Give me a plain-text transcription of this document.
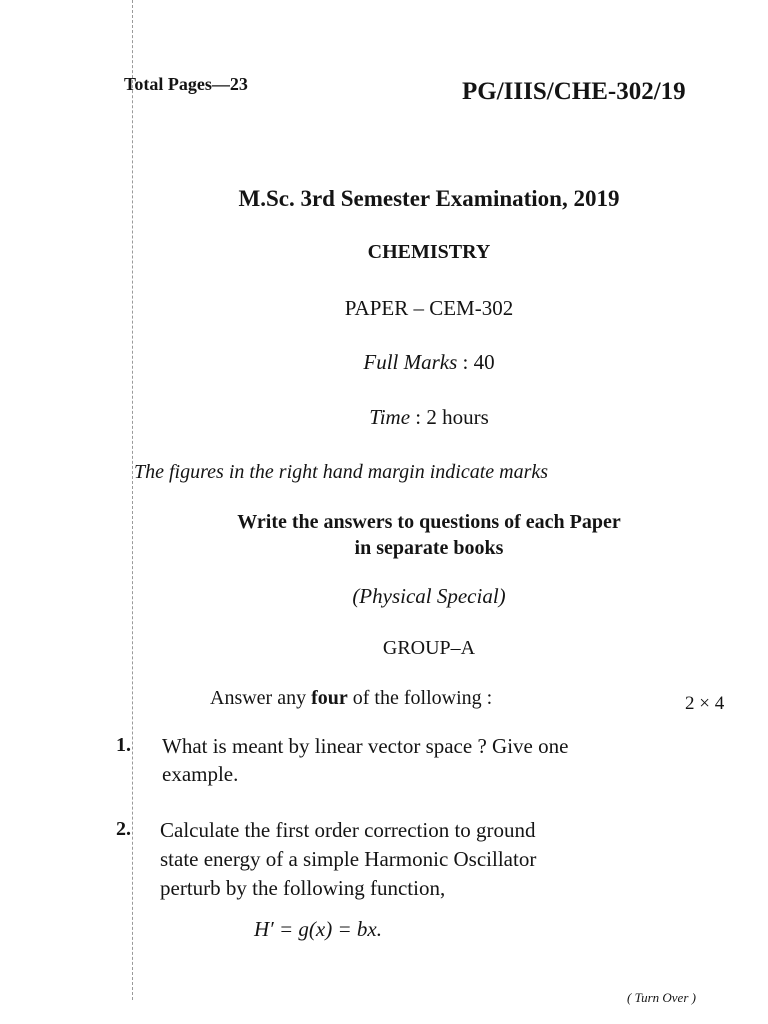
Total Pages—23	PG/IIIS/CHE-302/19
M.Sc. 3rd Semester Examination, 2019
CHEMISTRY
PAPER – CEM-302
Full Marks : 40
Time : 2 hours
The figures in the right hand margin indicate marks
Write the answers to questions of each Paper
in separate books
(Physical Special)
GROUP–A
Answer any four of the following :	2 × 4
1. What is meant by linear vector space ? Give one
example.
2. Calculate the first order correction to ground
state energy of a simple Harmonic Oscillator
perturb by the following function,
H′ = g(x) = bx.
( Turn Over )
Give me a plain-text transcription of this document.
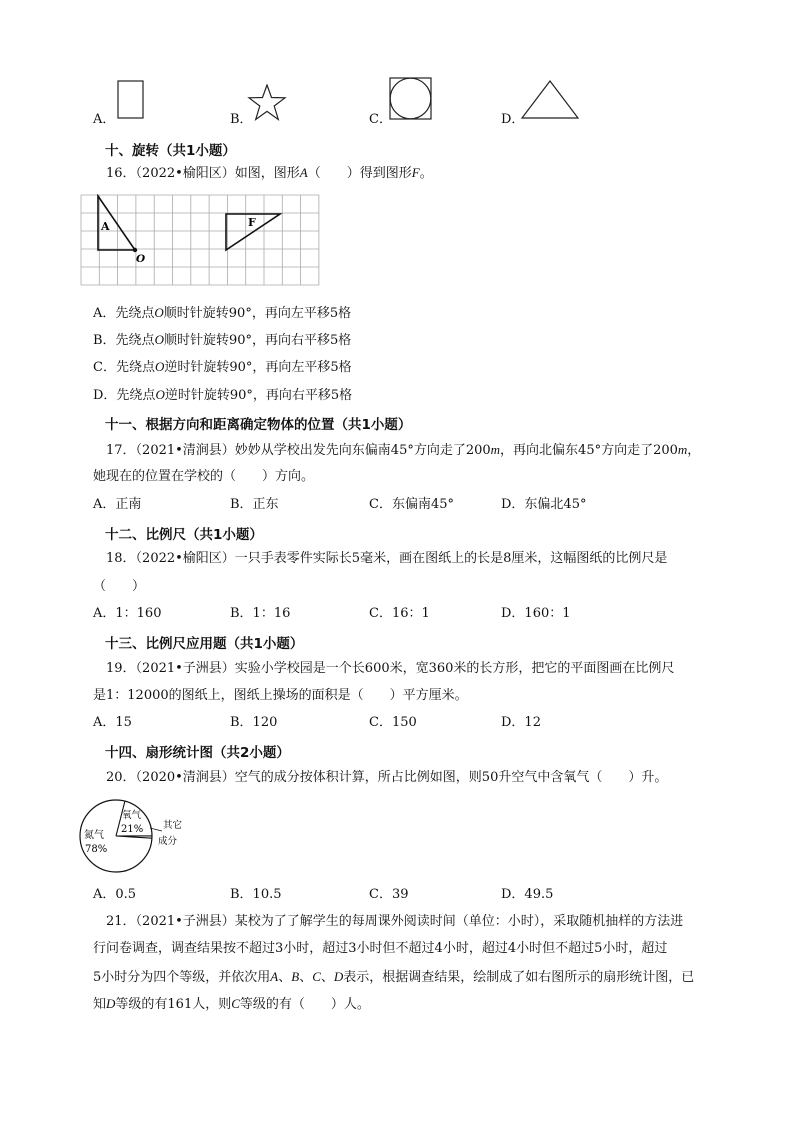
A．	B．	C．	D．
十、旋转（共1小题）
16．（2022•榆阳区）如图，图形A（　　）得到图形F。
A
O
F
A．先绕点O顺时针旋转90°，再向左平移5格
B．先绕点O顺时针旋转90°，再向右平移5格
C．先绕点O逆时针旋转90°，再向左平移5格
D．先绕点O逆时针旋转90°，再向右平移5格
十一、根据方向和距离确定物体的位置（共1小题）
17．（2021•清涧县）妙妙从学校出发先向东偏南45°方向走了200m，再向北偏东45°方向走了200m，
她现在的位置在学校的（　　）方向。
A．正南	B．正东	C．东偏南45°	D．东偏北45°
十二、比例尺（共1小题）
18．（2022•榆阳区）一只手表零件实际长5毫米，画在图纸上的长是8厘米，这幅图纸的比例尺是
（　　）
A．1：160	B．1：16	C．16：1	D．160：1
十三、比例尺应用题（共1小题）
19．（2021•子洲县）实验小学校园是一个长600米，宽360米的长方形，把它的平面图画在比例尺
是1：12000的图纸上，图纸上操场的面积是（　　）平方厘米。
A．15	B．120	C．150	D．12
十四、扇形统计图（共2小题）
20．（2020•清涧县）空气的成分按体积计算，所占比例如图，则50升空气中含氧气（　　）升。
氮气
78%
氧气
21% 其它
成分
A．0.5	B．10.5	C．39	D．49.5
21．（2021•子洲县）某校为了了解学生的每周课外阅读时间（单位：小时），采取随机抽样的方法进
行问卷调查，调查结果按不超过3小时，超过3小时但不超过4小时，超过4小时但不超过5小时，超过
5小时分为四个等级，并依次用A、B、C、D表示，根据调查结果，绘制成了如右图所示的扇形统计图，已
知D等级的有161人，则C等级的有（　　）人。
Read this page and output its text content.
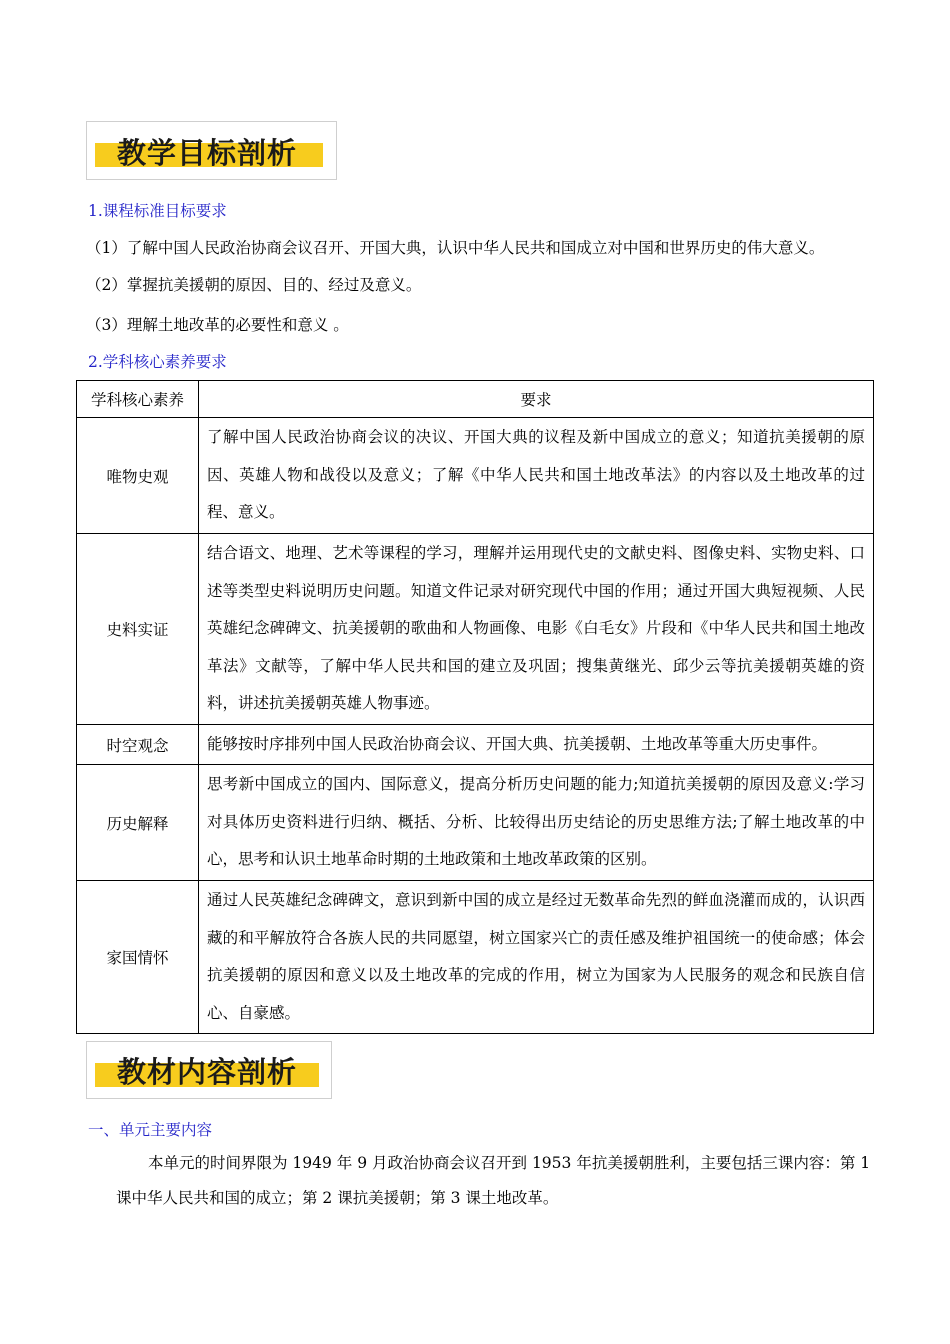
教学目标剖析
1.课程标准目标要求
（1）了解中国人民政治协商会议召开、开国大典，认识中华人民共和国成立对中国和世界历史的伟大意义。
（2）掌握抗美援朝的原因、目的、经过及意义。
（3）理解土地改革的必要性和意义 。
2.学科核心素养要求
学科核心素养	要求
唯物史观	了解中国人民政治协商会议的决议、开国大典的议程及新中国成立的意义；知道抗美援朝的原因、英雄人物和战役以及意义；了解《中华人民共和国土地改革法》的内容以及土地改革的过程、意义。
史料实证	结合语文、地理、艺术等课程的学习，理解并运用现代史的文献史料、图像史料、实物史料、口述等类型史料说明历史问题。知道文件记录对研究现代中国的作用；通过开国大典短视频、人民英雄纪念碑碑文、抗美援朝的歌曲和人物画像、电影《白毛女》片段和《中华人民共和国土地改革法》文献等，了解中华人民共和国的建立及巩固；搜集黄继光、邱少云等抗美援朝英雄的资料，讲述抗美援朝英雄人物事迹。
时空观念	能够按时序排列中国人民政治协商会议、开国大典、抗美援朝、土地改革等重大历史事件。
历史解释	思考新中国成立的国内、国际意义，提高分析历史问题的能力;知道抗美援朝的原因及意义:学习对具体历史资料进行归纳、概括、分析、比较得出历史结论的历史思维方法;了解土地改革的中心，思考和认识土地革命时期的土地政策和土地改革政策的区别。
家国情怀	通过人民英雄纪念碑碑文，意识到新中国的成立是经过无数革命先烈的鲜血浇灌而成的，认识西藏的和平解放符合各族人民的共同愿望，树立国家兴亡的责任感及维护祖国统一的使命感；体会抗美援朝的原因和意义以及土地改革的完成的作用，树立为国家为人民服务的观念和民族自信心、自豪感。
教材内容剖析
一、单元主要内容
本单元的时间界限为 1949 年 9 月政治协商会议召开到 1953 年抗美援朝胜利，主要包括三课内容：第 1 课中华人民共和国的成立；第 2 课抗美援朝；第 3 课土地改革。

* Stated exercise: Go through the listing above and pull out each line containing the word "中华人民共和国土地改革法".

* Written response:
唯物史观	了解中国人民政治协商会议的决议、开国大典的议程及新中国成立的意义；知道抗美援朝的原因、英雄人物和战役以及意义；了解《中华人民共和国土地改革法》的内容以及土地改革的过程、意义。
史料实证	结合语文、地理、艺术等课程的学习，理解并运用现代史的文献史料、图像史料、实物史料、口述等类型史料说明历史问题。知道文件记录对研究现代中国的作用；通过开国大典短视频、人民英雄纪念碑碑文、抗美援朝的歌曲和人物画像、电影《白毛女》片段和《中华人民共和国土地改革法》文献等，了解中华人民共和国的建立及巩固；搜集黄继光、邱少云等抗美援朝英雄的资料，讲述抗美援朝英雄人物事迹。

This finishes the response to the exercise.